◆ **Your instructions**: Write out the records word for word, with no pictures.

--- begin ---

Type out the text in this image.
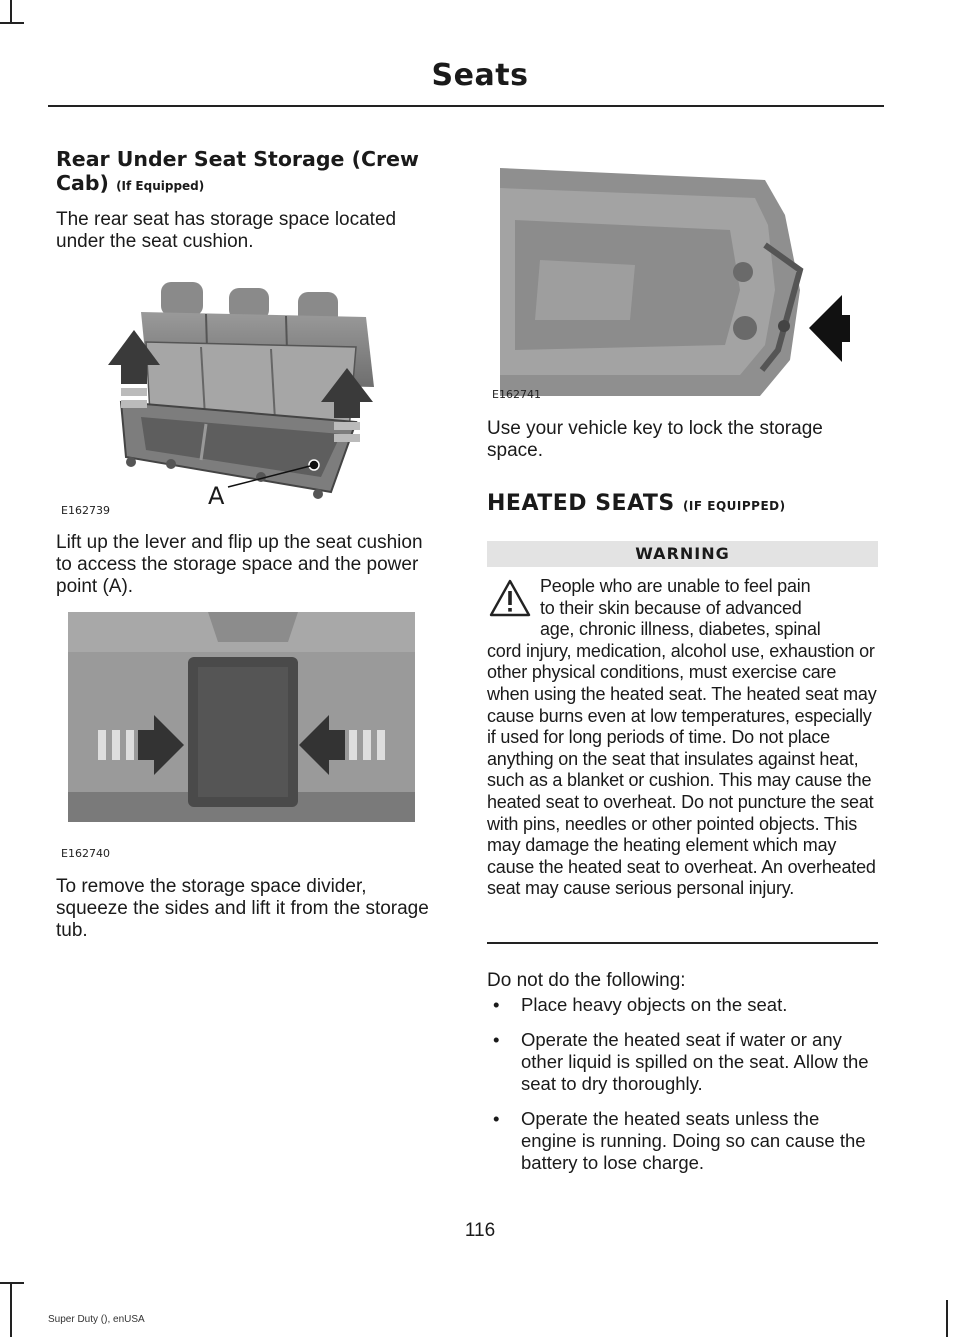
Seats

Rear Under Seat Storage (Crew Cab) (If Equipped)

The rear seat has storage space located under the seat cushion.

E162739
A

Lift up the lever and flip up the seat cushion to access the storage space and the power point (A).

E162740

To remove the storage space divider, squeeze the sides and lift it from the storage tub.

E162741

Use your vehicle key to lock the storage space.

HEATED SEATS (IF EQUIPPED)

WARNING
People who are unable to feel pain
to their skin because of advanced
age, chronic illness, diabetes, spinal
cord injury, medication, alcohol use, exhaustion or other physical conditions, must exercise care when using the heated seat. The heated seat may cause burns even at low temperatures, especially if used for long periods of time. Do not place anything on the seat that insulates against heat, such as a blanket or cushion. This may cause the heated seat to overheat. Do not puncture the seat with pins, needles or other pointed objects. This may damage the heating element which may cause the heated seat to overheat. An overheated seat may cause serious personal injury.

Do not do the following:

• Place heavy objects on the seat.
• Operate the heated seat if water or any other liquid is spilled on the seat. Allow the seat to dry thoroughly.
• Operate the heated seats unless the engine is running. Doing so can cause the battery to lose charge.
116
Super Duty (), enUSA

--- end ---

◆ **Response to the exercise**:
Type out the text in this image.
Seats

Rear Under Seat Storage (Crew Cab) (If Equipped)

The rear seat has storage space located under the seat cushion.

E162739
A

Lift up the lever and flip up the seat cushion to access the storage space and the power point (A).

E162740

To remove the storage space divider, squeeze the sides and lift it from the storage tub.

E162741

Use your vehicle key to lock the storage space.

HEATED SEATS (IF EQUIPPED)

WARNING
People who are unable to feel pain
to their skin because of advanced
age, chronic illness, diabetes, spinal
cord injury, medication, alcohol use, exhaustion or other physical conditions, must exercise care when using the heated seat. The heated seat may cause burns even at low temperatures, especially if used for long periods of time. Do not place anything on the seat that insulates against heat, such as a blanket or cushion. This may cause the heated seat to overheat. Do not puncture the seat with pins, needles or other pointed objects. This may damage the heating element which may cause the heated seat to overheat. An overheated seat may cause serious personal injury.

Do not do the following:

• Place heavy objects on the seat.
• Operate the heated seat if water or any other liquid is spilled on the seat. Allow the seat to dry thoroughly.
• Operate the heated seats unless the engine is running. Doing so can cause the battery to lose charge.
116
Super Duty (), enUSA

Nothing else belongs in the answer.